• Goal of the exercise:
Set each entry down verbatim, omitting images.

• Dataset excerpts:
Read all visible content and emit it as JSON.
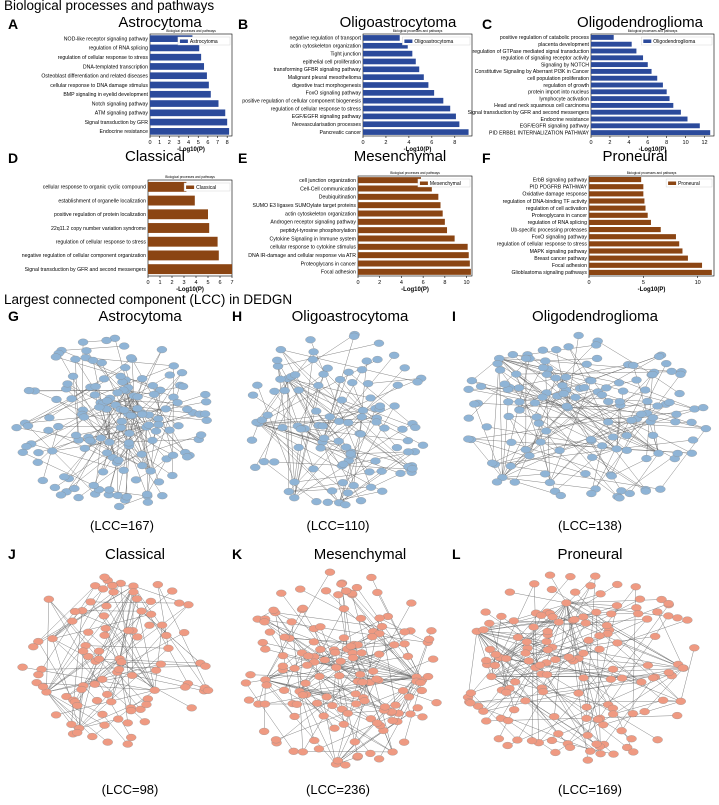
{
  "section_titles": {
    "bio": "Biological processes and pathways",
    "lcc": "Largest connected component (LCC) in DEDGN"
  },
  "colors": {
    "blue": "#2b4a9b",
    "brown": "#8b4513",
    "node_blue": "#8fb4d6",
    "node_red": "#ef9a82",
    "edge": "#555555"
  },
  "chart_data": [
    {
      "letter": "A",
      "title": "Astrocytoma",
      "type": "bar",
      "orientation": "horizontal",
      "small_title": "Biological processes and pathways",
      "legend": "Astrocytoma",
      "color": "#2b4a9b",
      "xlabel": "-Log10(P)",
      "xlim": [
        0,
        8.5
      ],
      "xticks": [
        0,
        1,
        2,
        3,
        4,
        5,
        6,
        7,
        8
      ],
      "categories": [
        "NOD-like receptor signaling pathway",
        "regulation of RNA splicing",
        "regulation of cellular response to stress",
        "DNA-templated transcription",
        "Osteoblast differentiation and related diseases",
        "cellular response to DNA damage stimulus",
        "BMP signaling in eyelid development",
        "Notch signaling pathway",
        "ATM signaling pathway",
        "Signal transduction by GFR",
        "Endocrine resistance"
      ],
      "values": [
        4.4,
        5.1,
        5.3,
        5.6,
        5.9,
        6.1,
        6.3,
        7.1,
        7.8,
        8.0,
        8.2
      ]
    },
    {
      "letter": "B",
      "title": "Oligoastrocytoma",
      "type": "bar",
      "orientation": "horizontal",
      "small_title": "Biological processes and pathways",
      "legend": "Oligoastrocytoma",
      "color": "#2b4a9b",
      "xlabel": "-Log10(P)",
      "xlim": [
        0,
        9.5
      ],
      "xticks": [
        0,
        2,
        4,
        6,
        8
      ],
      "categories": [
        "negative regulation of transport",
        "actin cytoskeleton organization",
        "Tight junction",
        "epithelial cell proliferation",
        "transforming GFBR signaling pathway",
        "Malignant pleural mesothelioma",
        "digestive tract morphogenesis",
        "FoxO signaling pathway",
        "positive regulation of cellular component biogenesis",
        "regulation of cellular response to stress",
        "EGF/EGFR signaling pathway",
        "Neovascularisation processes",
        "Pancreatic cancer"
      ],
      "values": [
        3.2,
        3.9,
        4.3,
        4.6,
        4.9,
        5.3,
        5.7,
        6.2,
        7.0,
        7.6,
        8.1,
        8.4,
        9.2
      ]
    },
    {
      "letter": "C",
      "title": "Oligodendroglioma",
      "type": "bar",
      "orientation": "horizontal",
      "small_title": "Biological processes and pathways",
      "legend": "Oligodendroglioma",
      "color": "#2b4a9b",
      "xlabel": "-Log10(P)",
      "xlim": [
        0,
        13
      ],
      "xticks": [
        0,
        2,
        4,
        6,
        8,
        10,
        12
      ],
      "categories": [
        "positive regulation of catabolic process",
        "placenta development",
        "regulation of GTPase mediated signal transduction",
        "regulation of signaling receptor activity",
        "Signaling by NOTCH",
        "Constitutive Signaling by Aberrant PI3K in Cancer",
        "cell population proliferation",
        "regulation of growth",
        "protein import into nucleus",
        "lymphocyte activation",
        "Head and neck squamous cell carcinoma",
        "Signal transduction by GFR and second messengers",
        "Endocrine resistance",
        "EGF/EGFR signaling pathway",
        "PID ERBB1 INTERNALIZATION PATHWAY"
      ],
      "values": [
        2.4,
        4.3,
        4.8,
        5.5,
        6.0,
        6.4,
        7.0,
        7.6,
        8.0,
        8.3,
        8.7,
        9.5,
        10.2,
        11.5,
        12.6
      ]
    },
    {
      "letter": "D",
      "title": "Classical",
      "type": "bar",
      "orientation": "horizontal",
      "small_title": "Biological processes and pathways",
      "legend": "Classical",
      "color": "#8b4513",
      "xlabel": "-Log10(P)",
      "xlim": [
        0,
        7
      ],
      "xticks": [
        0,
        1,
        2,
        3,
        4,
        5,
        6,
        7
      ],
      "categories": [
        "cellular response to organic cyclic compound",
        "establishment of organelle localization",
        "positive regulation of protein localization",
        "22q11.2 copy number variation syndrome",
        "regulation of cellular response to stress",
        "negative regulation of cellular component organization",
        "Signal transduction by GFR and second messengers"
      ],
      "values": [
        3.2,
        3.9,
        5.0,
        5.1,
        5.8,
        5.9,
        7.0
      ]
    },
    {
      "letter": "E",
      "title": "Mesenchymal",
      "type": "bar",
      "orientation": "horizontal",
      "small_title": "Biological processes and pathways",
      "legend": "Mesenchymal",
      "color": "#8b4513",
      "xlabel": "-Log10(P)",
      "xlim": [
        0,
        10.5
      ],
      "xticks": [
        0,
        2,
        4,
        6,
        8,
        10
      ],
      "categories": [
        "cell junction organization",
        "Cell-Cell communication",
        "Deubiquitination",
        "SUMO E3 ligases SUMOylate target proteins",
        "actin cytoskeleton organization",
        "Androgen receptor signaling pathway",
        "peptidyl-tyrosine phosphorylation",
        "Cytokine Signaling in Immune system",
        "cellular response to cytokine stimulus",
        "DNA IR-damage and cellular response via ATR",
        "Proteoglycans in cancer",
        "Focal adhesion"
      ],
      "values": [
        5.8,
        6.8,
        7.4,
        7.6,
        7.8,
        8.0,
        8.2,
        8.9,
        10.1,
        10.2,
        10.3,
        10.4
      ]
    },
    {
      "letter": "F",
      "title": "Proneural",
      "type": "bar",
      "orientation": "horizontal",
      "small_title": "Biological processes and pathways",
      "legend": "Proneural",
      "color": "#8b4513",
      "xlabel": "-Log10(P)",
      "xlim": [
        0,
        11.5
      ],
      "xticks": [
        0,
        5,
        10
      ],
      "categories": [
        "ErbB signaling pathway",
        "PID PDGFRB PATHWAY",
        "Oxidative damage response",
        "regulation of DNA-binding TF activity",
        "regulation of cell activation",
        "Proteoglycans in cancer",
        "regulation of RNA splicing",
        "Ub-specific processing proteases",
        "FoxO signaling pathway",
        "regulation of cellular response to stress",
        "MAPK signaling pathway",
        "Breast cancer pathway",
        "Focal adhesion",
        "Glioblastoma signaling pathways"
      ],
      "values": [
        4.8,
        5.0,
        5.0,
        5.1,
        5.2,
        5.4,
        5.7,
        6.6,
        8.0,
        8.3,
        8.6,
        9.1,
        10.4,
        11.3
      ]
    }
  ],
  "networks": [
    {
      "letter": "G",
      "title": "Astrocytoma",
      "lcc_label": "(LCC=167)",
      "lcc": 167,
      "color": "#8fb4d6"
    },
    {
      "letter": "H",
      "title": "Oligoastrocytoma",
      "lcc_label": "(LCC=110)",
      "lcc": 110,
      "color": "#8fb4d6"
    },
    {
      "letter": "I",
      "title": "Oligodendroglioma",
      "lcc_label": "(LCC=138)",
      "lcc": 138,
      "color": "#8fb4d6"
    },
    {
      "letter": "J",
      "title": "Classical",
      "lcc_label": "(LCC=98)",
      "lcc": 98,
      "color": "#ef9a82"
    },
    {
      "letter": "K",
      "title": "Mesenchymal",
      "lcc_label": "(LCC=236)",
      "lcc": 236,
      "color": "#ef9a82"
    },
    {
      "letter": "L",
      "title": "Proneural",
      "lcc_label": "(LCC=169)",
      "lcc": 169,
      "color": "#ef9a82"
    }
  ]
}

• Solution for this problem:
Read all visible content and emit it as JSON.
{
  "section_titles": {
    "bio": "Biological processes and pathways",
    "lcc": "Largest connected component (LCC) in DEDGN"
  },
  "colors": {
    "blue": "#2b4a9b",
    "brown": "#8b4513",
    "node_blue": "#8fb4d6",
    "node_red": "#ef9a82",
    "edge": "#555555"
  },
  "chart_data": [
    {
      "letter": "A",
      "title": "Astrocytoma",
      "type": "bar",
      "orientation": "horizontal",
      "small_title": "Biological processes and pathways",
      "legend": "Astrocytoma",
      "color": "#2b4a9b",
      "xlabel": "-Log10(P)",
      "xlim": [
        0,
        8.5
      ],
      "xticks": [
        0,
        1,
        2,
        3,
        4,
        5,
        6,
        7,
        8
      ],
      "categories": [
        "NOD-like receptor signaling pathway",
        "regulation of RNA splicing",
        "regulation of cellular response to stress",
        "DNA-templated transcription",
        "Osteoblast differentiation and related diseases",
        "cellular response to DNA damage stimulus",
        "BMP signaling in eyelid development",
        "Notch signaling pathway",
        "ATM signaling pathway",
        "Signal transduction by GFR",
        "Endocrine resistance"
      ],
      "values": [
        4.4,
        5.1,
        5.3,
        5.6,
        5.9,
        6.1,
        6.3,
        7.1,
        7.8,
        8.0,
        8.2
      ]
    },
    {
      "letter": "B",
      "title": "Oligoastrocytoma",
      "type": "bar",
      "orientation": "horizontal",
      "small_title": "Biological processes and pathways",
      "legend": "Oligoastrocytoma",
      "color": "#2b4a9b",
      "xlabel": "-Log10(P)",
      "xlim": [
        0,
        9.5
      ],
      "xticks": [
        0,
        2,
        4,
        6,
        8
      ],
      "categories": [
        "negative regulation of transport",
        "actin cytoskeleton organization",
        "Tight junction",
        "epithelial cell proliferation",
        "transforming GFBR signaling pathway",
        "Malignant pleural mesothelioma",
        "digestive tract morphogenesis",
        "FoxO signaling pathway",
        "positive regulation of cellular component biogenesis",
        "regulation of cellular response to stress",
        "EGF/EGFR signaling pathway",
        "Neovascularisation processes",
        "Pancreatic cancer"
      ],
      "values": [
        3.2,
        3.9,
        4.3,
        4.6,
        4.9,
        5.3,
        5.7,
        6.2,
        7.0,
        7.6,
        8.1,
        8.4,
        9.2
      ]
    },
    {
      "letter": "C",
      "title": "Oligodendroglioma",
      "type": "bar",
      "orientation": "horizontal",
      "small_title": "Biological processes and pathways",
      "legend": "Oligodendroglioma",
      "color": "#2b4a9b",
      "xlabel": "-Log10(P)",
      "xlim": [
        0,
        13
      ],
      "xticks": [
        0,
        2,
        4,
        6,
        8,
        10,
        12
      ],
      "categories": [
        "positive regulation of catabolic process",
        "placenta development",
        "regulation of GTPase mediated signal transduction",
        "regulation of signaling receptor activity",
        "Signaling by NOTCH",
        "Constitutive Signaling by Aberrant PI3K in Cancer",
        "cell population proliferation",
        "regulation of growth",
        "protein import into nucleus",
        "lymphocyte activation",
        "Head and neck squamous cell carcinoma",
        "Signal transduction by GFR and second messengers",
        "Endocrine resistance",
        "EGF/EGFR signaling pathway",
        "PID ERBB1 INTERNALIZATION PATHWAY"
      ],
      "values": [
        2.4,
        4.3,
        4.8,
        5.5,
        6.0,
        6.4,
        7.0,
        7.6,
        8.0,
        8.3,
        8.7,
        9.5,
        10.2,
        11.5,
        12.6
      ]
    },
    {
      "letter": "D",
      "title": "Classical",
      "type": "bar",
      "orientation": "horizontal",
      "small_title": "Biological processes and pathways",
      "legend": "Classical",
      "color": "#8b4513",
      "xlabel": "-Log10(P)",
      "xlim": [
        0,
        7
      ],
      "xticks": [
        0,
        1,
        2,
        3,
        4,
        5,
        6,
        7
      ],
      "categories": [
        "cellular response to organic cyclic compound",
        "establishment of organelle localization",
        "positive regulation of protein localization",
        "22q11.2 copy number variation syndrome",
        "regulation of cellular response to stress",
        "negative regulation of cellular component organization",
        "Signal transduction by GFR and second messengers"
      ],
      "values": [
        3.2,
        3.9,
        5.0,
        5.1,
        5.8,
        5.9,
        7.0
      ]
    },
    {
      "letter": "E",
      "title": "Mesenchymal",
      "type": "bar",
      "orientation": "horizontal",
      "small_title": "Biological processes and pathways",
      "legend": "Mesenchymal",
      "color": "#8b4513",
      "xlabel": "-Log10(P)",
      "xlim": [
        0,
        10.5
      ],
      "xticks": [
        0,
        2,
        4,
        6,
        8,
        10
      ],
      "categories": [
        "cell junction organization",
        "Cell-Cell communication",
        "Deubiquitination",
        "SUMO E3 ligases SUMOylate target proteins",
        "actin cytoskeleton organization",
        "Androgen receptor signaling pathway",
        "peptidyl-tyrosine phosphorylation",
        "Cytokine Signaling in Immune system",
        "cellular response to cytokine stimulus",
        "DNA IR-damage and cellular response via ATR",
        "Proteoglycans in cancer",
        "Focal adhesion"
      ],
      "values": [
        5.8,
        6.8,
        7.4,
        7.6,
        7.8,
        8.0,
        8.2,
        8.9,
        10.1,
        10.2,
        10.3,
        10.4
      ]
    },
    {
      "letter": "F",
      "title": "Proneural",
      "type": "bar",
      "orientation": "horizontal",
      "small_title": "Biological processes and pathways",
      "legend": "Proneural",
      "color": "#8b4513",
      "xlabel": "-Log10(P)",
      "xlim": [
        0,
        11.5
      ],
      "xticks": [
        0,
        5,
        10
      ],
      "categories": [
        "ErbB signaling pathway",
        "PID PDGFRB PATHWAY",
        "Oxidative damage response",
        "regulation of DNA-binding TF activity",
        "regulation of cell activation",
        "Proteoglycans in cancer",
        "regulation of RNA splicing",
        "Ub-specific processing proteases",
        "FoxO signaling pathway",
        "regulation of cellular response to stress",
        "MAPK signaling pathway",
        "Breast cancer pathway",
        "Focal adhesion",
        "Glioblastoma signaling pathways"
      ],
      "values": [
        4.8,
        5.0,
        5.0,
        5.1,
        5.2,
        5.4,
        5.7,
        6.6,
        8.0,
        8.3,
        8.6,
        9.1,
        10.4,
        11.3
      ]
    }
  ],
  "networks": [
    {
      "letter": "G",
      "title": "Astrocytoma",
      "lcc_label": "(LCC=167)",
      "lcc": 167,
      "color": "#8fb4d6"
    },
    {
      "letter": "H",
      "title": "Oligoastrocytoma",
      "lcc_label": "(LCC=110)",
      "lcc": 110,
      "color": "#8fb4d6"
    },
    {
      "letter": "I",
      "title": "Oligodendroglioma",
      "lcc_label": "(LCC=138)",
      "lcc": 138,
      "color": "#8fb4d6"
    },
    {
      "letter": "J",
      "title": "Classical",
      "lcc_label": "(LCC=98)",
      "lcc": 98,
      "color": "#ef9a82"
    },
    {
      "letter": "K",
      "title": "Mesenchymal",
      "lcc_label": "(LCC=236)",
      "lcc": 236,
      "color": "#ef9a82"
    },
    {
      "letter": "L",
      "title": "Proneural",
      "lcc_label": "(LCC=169)",
      "lcc": 169,
      "color": "#ef9a82"
    }
  ]
}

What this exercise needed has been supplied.